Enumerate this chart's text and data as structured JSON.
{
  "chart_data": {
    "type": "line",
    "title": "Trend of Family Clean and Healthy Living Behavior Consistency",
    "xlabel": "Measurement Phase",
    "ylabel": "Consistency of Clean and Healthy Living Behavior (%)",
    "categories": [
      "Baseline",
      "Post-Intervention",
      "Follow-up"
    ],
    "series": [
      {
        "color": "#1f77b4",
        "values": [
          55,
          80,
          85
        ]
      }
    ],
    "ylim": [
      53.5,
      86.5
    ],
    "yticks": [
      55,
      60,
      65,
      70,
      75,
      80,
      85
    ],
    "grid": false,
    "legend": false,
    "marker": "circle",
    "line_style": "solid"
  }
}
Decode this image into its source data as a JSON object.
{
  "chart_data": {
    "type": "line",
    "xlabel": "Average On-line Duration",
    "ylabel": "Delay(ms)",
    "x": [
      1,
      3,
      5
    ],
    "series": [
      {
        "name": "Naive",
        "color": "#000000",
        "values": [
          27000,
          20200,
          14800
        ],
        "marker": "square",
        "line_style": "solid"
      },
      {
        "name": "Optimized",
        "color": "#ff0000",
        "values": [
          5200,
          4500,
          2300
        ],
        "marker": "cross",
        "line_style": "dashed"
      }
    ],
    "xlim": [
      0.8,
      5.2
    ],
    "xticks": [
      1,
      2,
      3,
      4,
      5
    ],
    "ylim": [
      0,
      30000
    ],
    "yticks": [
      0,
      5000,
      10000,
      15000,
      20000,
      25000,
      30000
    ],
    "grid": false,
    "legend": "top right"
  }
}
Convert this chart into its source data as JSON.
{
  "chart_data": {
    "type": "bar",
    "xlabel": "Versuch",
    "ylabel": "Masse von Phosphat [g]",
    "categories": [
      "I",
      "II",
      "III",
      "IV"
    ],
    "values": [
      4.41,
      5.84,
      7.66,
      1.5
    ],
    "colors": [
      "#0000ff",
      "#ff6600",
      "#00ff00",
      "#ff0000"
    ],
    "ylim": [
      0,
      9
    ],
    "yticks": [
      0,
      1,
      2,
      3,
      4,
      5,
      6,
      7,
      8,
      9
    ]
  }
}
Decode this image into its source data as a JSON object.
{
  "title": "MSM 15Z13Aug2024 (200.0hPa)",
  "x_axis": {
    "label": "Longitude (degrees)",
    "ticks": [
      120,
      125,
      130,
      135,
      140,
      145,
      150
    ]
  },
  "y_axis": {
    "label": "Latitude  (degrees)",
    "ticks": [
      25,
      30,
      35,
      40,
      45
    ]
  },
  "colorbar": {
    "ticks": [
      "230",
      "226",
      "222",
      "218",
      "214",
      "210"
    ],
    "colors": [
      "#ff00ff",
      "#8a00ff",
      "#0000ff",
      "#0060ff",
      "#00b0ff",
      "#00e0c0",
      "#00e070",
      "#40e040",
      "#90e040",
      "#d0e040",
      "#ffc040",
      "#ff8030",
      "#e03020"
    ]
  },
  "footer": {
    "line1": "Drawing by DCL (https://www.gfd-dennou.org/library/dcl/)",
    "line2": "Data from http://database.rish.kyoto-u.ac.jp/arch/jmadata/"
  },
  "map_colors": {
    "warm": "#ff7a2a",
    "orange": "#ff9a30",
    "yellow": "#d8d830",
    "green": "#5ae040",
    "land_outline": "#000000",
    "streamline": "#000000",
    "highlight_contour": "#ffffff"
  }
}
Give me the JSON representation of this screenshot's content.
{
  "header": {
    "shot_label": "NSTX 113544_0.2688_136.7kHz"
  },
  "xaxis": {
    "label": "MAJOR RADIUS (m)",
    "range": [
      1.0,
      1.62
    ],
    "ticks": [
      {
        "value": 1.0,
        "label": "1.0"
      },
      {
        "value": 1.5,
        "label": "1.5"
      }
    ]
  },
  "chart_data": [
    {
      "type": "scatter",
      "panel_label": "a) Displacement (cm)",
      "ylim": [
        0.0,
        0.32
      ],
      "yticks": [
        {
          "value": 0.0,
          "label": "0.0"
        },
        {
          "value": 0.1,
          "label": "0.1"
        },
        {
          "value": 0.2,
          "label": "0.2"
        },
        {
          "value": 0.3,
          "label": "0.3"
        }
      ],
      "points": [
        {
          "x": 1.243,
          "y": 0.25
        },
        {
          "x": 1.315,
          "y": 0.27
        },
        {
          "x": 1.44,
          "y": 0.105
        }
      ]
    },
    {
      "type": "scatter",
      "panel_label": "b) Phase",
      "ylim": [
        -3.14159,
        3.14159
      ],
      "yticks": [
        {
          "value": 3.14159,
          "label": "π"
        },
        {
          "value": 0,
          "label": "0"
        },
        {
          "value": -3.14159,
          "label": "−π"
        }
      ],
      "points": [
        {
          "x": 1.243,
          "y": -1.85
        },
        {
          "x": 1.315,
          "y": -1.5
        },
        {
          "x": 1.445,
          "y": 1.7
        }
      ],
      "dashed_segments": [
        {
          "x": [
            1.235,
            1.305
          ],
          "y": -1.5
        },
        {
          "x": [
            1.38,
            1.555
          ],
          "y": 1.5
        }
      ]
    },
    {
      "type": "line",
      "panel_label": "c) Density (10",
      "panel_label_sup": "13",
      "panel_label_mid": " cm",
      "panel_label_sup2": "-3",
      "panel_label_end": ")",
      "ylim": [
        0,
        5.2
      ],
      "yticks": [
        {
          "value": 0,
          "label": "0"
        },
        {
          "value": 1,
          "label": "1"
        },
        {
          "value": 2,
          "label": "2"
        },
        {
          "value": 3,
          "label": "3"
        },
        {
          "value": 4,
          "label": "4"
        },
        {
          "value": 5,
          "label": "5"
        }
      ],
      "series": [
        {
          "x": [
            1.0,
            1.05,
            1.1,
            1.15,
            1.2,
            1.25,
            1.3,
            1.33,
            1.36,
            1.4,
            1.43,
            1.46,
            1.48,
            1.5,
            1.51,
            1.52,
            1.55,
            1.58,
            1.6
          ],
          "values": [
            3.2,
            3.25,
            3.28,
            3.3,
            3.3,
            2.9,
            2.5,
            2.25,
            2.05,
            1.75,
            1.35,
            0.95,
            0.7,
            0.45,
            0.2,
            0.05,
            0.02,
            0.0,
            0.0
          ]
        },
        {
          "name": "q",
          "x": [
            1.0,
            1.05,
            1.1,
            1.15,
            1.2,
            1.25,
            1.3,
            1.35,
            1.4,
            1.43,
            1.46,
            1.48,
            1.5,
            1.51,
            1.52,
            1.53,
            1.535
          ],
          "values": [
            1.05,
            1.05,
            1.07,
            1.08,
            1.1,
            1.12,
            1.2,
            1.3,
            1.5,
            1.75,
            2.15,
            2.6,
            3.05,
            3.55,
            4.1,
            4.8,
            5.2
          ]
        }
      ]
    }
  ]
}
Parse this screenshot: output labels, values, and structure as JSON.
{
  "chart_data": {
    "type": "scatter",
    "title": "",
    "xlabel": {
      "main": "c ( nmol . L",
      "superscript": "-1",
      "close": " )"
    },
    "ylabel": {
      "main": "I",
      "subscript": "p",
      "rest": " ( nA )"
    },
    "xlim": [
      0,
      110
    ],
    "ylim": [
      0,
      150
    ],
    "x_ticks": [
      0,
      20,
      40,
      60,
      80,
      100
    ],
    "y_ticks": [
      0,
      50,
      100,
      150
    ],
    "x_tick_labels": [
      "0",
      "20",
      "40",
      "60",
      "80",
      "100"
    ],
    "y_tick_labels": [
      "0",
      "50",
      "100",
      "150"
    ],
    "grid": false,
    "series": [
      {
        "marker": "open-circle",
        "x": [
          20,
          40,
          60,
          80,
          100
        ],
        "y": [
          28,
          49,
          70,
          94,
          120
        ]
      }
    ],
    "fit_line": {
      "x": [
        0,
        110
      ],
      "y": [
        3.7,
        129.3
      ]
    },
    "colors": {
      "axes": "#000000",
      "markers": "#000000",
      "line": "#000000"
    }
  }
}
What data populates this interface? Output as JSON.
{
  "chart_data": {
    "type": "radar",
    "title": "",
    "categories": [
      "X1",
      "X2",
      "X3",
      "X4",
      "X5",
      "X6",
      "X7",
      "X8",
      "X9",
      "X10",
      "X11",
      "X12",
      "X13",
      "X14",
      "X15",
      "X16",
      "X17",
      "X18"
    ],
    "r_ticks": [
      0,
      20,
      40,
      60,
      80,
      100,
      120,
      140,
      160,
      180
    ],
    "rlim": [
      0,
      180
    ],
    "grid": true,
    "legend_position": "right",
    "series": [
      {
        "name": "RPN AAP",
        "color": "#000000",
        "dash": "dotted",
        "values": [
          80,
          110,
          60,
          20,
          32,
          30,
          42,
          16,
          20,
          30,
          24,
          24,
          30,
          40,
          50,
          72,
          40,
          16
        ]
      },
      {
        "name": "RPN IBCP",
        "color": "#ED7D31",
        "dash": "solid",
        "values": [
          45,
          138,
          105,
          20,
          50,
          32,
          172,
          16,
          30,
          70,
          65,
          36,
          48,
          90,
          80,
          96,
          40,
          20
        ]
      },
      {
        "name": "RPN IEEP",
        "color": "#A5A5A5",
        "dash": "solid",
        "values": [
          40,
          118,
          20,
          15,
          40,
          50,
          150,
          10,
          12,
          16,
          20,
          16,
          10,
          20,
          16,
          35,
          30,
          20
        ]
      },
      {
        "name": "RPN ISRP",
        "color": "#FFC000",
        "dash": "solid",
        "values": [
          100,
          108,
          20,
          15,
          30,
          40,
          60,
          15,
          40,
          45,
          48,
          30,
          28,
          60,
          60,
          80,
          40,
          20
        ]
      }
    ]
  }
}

> _WHAT THE EXERCISE ASKS_
Across the records, count the lines holding the string "Phase". Give the number and stop.

> _WORKED ANSWER_
2